_Exercise objective_: Find how many lines in the material hold the word "arcsecs", then state that number and nothing more.

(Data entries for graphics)
* Begin *
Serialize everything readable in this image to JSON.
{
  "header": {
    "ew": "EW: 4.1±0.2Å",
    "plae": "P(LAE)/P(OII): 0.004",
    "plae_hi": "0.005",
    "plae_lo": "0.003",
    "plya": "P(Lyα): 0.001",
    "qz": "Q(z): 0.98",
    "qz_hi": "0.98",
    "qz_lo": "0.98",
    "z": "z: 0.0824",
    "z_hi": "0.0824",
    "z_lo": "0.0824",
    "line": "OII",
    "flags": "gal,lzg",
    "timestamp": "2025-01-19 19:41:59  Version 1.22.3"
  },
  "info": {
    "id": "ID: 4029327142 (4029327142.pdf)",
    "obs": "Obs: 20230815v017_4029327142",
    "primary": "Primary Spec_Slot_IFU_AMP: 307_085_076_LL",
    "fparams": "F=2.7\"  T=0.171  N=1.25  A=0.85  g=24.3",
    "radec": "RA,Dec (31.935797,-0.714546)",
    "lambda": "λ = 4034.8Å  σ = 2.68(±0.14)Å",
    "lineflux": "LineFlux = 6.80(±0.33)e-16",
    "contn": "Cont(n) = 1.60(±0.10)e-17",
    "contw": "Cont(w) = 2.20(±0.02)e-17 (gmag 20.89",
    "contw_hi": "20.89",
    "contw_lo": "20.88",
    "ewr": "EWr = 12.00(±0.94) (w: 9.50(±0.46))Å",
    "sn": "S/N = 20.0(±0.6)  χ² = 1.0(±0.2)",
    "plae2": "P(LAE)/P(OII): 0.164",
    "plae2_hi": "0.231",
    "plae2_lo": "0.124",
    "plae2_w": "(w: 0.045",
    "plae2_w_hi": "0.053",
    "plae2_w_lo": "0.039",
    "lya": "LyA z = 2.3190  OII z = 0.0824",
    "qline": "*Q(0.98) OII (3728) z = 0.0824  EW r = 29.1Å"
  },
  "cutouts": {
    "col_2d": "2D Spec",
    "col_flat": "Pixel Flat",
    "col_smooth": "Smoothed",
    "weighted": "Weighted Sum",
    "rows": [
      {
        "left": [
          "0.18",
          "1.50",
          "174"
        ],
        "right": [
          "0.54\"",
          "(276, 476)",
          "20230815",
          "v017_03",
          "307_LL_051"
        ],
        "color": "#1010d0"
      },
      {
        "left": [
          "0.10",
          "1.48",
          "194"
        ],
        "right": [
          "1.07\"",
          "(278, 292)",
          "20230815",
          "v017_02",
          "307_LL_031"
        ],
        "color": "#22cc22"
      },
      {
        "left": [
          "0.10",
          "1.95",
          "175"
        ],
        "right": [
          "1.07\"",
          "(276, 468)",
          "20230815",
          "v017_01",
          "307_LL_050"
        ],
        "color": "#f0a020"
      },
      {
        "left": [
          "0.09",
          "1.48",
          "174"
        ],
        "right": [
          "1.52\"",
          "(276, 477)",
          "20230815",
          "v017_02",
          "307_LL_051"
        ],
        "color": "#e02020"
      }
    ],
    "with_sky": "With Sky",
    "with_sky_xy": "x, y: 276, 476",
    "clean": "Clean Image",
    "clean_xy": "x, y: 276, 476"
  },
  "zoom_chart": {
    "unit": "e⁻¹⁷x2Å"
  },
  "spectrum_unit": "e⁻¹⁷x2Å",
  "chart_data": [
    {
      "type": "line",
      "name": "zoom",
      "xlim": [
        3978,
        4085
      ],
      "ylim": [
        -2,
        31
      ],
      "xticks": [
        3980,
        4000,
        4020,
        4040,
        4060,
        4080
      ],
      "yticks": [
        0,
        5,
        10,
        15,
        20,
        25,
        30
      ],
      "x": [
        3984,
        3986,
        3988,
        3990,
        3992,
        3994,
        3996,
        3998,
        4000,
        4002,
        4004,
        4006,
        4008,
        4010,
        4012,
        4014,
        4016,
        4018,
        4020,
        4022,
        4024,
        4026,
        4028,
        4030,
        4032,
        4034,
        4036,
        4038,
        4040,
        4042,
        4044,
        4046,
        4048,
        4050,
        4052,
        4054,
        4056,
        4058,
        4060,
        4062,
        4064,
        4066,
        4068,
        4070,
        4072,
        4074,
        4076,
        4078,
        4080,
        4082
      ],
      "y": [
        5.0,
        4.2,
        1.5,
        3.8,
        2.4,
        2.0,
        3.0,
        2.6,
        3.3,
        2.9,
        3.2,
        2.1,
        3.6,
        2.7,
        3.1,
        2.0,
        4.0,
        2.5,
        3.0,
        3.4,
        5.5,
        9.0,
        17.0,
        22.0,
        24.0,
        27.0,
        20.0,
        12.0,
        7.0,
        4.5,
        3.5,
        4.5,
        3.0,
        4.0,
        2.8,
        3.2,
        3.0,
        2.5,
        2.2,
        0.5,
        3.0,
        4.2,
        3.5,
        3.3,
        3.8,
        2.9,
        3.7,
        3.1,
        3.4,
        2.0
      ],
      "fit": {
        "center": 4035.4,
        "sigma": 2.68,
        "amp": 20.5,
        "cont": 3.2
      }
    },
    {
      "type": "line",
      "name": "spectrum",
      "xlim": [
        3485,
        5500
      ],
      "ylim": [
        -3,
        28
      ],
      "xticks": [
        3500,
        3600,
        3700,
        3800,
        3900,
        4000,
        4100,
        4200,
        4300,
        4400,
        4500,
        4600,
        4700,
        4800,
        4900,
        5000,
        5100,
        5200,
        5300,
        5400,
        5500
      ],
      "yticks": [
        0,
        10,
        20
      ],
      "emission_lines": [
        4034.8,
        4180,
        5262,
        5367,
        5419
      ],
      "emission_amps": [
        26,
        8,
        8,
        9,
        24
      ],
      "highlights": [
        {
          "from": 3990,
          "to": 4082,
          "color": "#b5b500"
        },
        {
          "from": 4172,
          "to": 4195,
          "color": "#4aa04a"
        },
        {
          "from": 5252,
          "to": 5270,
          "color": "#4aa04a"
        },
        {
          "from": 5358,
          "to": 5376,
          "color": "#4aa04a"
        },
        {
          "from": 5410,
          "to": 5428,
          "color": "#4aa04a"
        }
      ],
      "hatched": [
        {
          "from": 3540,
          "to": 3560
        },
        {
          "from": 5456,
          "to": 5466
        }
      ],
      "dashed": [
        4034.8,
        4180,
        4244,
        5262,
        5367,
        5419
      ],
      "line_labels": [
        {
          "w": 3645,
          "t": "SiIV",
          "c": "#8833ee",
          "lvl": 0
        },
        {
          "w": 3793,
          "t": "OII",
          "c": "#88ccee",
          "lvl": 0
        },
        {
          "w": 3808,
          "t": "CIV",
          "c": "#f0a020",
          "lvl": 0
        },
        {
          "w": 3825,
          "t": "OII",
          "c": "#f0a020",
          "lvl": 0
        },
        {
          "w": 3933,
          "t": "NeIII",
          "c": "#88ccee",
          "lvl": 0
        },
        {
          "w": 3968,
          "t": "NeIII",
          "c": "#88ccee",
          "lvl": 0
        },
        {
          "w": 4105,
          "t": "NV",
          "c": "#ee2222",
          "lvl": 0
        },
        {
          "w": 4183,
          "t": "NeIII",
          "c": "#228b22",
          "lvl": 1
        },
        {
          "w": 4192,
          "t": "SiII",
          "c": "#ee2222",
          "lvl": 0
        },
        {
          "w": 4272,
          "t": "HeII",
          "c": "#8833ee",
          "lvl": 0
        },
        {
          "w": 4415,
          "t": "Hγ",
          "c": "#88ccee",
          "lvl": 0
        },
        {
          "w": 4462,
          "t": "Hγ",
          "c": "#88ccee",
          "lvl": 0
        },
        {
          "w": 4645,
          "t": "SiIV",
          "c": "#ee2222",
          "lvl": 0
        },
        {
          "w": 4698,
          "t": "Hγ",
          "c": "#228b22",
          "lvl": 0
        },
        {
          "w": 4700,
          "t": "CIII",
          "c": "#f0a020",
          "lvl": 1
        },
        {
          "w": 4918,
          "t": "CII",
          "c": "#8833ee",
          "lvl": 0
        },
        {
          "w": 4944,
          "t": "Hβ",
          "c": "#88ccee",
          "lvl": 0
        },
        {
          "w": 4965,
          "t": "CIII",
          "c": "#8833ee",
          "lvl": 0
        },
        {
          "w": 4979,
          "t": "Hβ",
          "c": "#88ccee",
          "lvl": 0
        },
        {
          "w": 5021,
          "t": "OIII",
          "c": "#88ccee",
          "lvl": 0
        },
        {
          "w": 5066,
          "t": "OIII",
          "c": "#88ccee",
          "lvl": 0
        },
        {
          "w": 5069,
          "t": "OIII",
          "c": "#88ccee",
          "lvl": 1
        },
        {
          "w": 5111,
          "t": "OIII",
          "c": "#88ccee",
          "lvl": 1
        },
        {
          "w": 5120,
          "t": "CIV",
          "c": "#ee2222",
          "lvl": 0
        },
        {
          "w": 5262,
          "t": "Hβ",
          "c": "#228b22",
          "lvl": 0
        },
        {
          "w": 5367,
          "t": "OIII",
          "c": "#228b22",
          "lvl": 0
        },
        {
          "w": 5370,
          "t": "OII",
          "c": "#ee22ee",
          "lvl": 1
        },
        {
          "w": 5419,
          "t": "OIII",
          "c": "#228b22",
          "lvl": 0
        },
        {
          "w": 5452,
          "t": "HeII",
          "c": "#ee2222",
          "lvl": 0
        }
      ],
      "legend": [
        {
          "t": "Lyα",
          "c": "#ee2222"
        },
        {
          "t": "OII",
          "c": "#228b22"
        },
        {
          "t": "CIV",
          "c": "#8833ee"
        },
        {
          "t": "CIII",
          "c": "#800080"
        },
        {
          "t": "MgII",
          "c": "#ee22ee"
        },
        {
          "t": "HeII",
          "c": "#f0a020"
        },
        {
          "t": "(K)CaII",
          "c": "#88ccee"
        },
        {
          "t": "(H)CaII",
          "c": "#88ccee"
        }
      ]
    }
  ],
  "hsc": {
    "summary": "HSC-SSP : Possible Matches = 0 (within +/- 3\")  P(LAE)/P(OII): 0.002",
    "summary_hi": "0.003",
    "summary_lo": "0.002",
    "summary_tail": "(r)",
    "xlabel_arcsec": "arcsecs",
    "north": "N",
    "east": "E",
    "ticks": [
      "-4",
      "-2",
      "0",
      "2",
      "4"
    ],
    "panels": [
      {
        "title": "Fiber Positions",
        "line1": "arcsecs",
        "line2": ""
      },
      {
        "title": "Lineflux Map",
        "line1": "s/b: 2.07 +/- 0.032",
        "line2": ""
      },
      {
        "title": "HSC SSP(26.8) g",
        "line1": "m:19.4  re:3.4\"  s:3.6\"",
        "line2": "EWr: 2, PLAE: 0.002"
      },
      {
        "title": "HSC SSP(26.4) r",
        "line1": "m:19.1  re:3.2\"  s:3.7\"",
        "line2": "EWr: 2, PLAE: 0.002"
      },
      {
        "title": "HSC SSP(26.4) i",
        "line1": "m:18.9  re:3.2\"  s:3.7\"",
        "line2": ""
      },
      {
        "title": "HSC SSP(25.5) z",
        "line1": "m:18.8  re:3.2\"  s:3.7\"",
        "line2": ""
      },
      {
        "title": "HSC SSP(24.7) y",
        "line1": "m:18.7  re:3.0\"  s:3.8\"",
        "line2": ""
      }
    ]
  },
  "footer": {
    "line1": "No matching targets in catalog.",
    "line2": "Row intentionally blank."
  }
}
* End *
_Result of this task_: 2